» **Supplied data**:
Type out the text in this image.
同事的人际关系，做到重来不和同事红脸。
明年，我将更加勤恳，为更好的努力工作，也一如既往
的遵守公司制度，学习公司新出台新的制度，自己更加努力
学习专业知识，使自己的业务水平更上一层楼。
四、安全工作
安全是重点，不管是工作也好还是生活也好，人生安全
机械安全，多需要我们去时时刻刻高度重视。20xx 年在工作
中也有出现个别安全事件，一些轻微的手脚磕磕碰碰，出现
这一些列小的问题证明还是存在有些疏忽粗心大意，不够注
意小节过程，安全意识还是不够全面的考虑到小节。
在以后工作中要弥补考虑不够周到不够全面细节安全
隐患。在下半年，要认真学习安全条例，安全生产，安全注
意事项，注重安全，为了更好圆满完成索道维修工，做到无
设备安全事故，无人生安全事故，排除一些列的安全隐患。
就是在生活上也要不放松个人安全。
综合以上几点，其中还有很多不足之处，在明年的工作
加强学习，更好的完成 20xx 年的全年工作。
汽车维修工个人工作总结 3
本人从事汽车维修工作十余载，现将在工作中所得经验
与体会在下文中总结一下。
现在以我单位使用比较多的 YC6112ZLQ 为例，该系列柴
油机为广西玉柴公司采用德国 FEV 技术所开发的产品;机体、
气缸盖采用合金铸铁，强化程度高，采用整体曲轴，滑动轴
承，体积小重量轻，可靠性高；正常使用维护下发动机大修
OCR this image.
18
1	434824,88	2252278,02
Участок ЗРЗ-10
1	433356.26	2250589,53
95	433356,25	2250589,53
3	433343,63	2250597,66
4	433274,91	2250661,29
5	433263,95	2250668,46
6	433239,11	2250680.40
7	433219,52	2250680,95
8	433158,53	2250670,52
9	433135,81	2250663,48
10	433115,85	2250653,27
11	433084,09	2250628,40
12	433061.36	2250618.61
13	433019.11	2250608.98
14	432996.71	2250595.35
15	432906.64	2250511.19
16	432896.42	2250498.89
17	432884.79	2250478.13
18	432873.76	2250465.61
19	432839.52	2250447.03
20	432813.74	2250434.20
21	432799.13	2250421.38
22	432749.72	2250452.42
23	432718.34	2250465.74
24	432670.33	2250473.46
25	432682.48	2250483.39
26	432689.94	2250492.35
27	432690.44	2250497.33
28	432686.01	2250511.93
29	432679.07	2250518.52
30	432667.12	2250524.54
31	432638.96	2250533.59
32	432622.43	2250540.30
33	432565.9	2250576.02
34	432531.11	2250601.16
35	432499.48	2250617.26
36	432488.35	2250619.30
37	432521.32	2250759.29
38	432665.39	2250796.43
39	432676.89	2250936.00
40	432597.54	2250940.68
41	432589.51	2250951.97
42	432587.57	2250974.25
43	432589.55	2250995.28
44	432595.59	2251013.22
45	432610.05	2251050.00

» **Short exercise**:
Write the whole listing out again. Keep every line exactly as it is.

» **The solution**:
Type out the text in this image.
同事的人际关系，做到重来不和同事红脸。
明年，我将更加勤恳，为更好的努力工作，也一如既往
的遵守公司制度，学习公司新出台新的制度，自己更加努力
学习专业知识，使自己的业务水平更上一层楼。
四、安全工作
安全是重点，不管是工作也好还是生活也好，人生安全
机械安全，多需要我们去时时刻刻高度重视。20xx 年在工作
中也有出现个别安全事件，一些轻微的手脚磕磕碰碰，出现
这一些列小的问题证明还是存在有些疏忽粗心大意，不够注
意小节过程，安全意识还是不够全面的考虑到小节。
在以后工作中要弥补考虑不够周到不够全面细节安全
隐患。在下半年，要认真学习安全条例，安全生产，安全注
意事项，注重安全，为了更好圆满完成索道维修工，做到无
设备安全事故，无人生安全事故，排除一些列的安全隐患。
就是在生活上也要不放松个人安全。
综合以上几点，其中还有很多不足之处，在明年的工作
加强学习，更好的完成 20xx 年的全年工作。
汽车维修工个人工作总结 3
本人从事汽车维修工作十余载，现将在工作中所得经验
与体会在下文中总结一下。
现在以我单位使用比较多的 YC6112ZLQ 为例，该系列柴
油机为广西玉柴公司采用德国 FEV 技术所开发的产品;机体、
气缸盖采用合金铸铁，强化程度高，采用整体曲轴，滑动轴
承，体积小重量轻，可靠性高；正常使用维护下发动机大修
OCR this image.
18
1	434824,88	2252278,02
Участок ЗРЗ-10
1	433356.26	2250589,53
95	433356,25	2250589,53
3	433343,63	2250597,66
4	433274,91	2250661,29
5	433263,95	2250668,46
6	433239,11	2250680.40
7	433219,52	2250680,95
8	433158,53	2250670,52
9	433135,81	2250663,48
10	433115,85	2250653,27
11	433084,09	2250628,40
12	433061.36	2250618.61
13	433019.11	2250608.98
14	432996.71	2250595.35
15	432906.64	2250511.19
16	432896.42	2250498.89
17	432884.79	2250478.13
18	432873.76	2250465.61
19	432839.52	2250447.03
20	432813.74	2250434.20
21	432799.13	2250421.38
22	432749.72	2250452.42
23	432718.34	2250465.74
24	432670.33	2250473.46
25	432682.48	2250483.39
26	432689.94	2250492.35
27	432690.44	2250497.33
28	432686.01	2250511.93
29	432679.07	2250518.52
30	432667.12	2250524.54
31	432638.96	2250533.59
32	432622.43	2250540.30
33	432565.9	2250576.02
34	432531.11	2250601.16
35	432499.48	2250617.26
36	432488.35	2250619.30
37	432521.32	2250759.29
38	432665.39	2250796.43
39	432676.89	2250936.00
40	432597.54	2250940.68
41	432589.51	2250951.97
42	432587.57	2250974.25
43	432589.55	2250995.28
44	432595.59	2251013.22
45	432610.05	2251050.00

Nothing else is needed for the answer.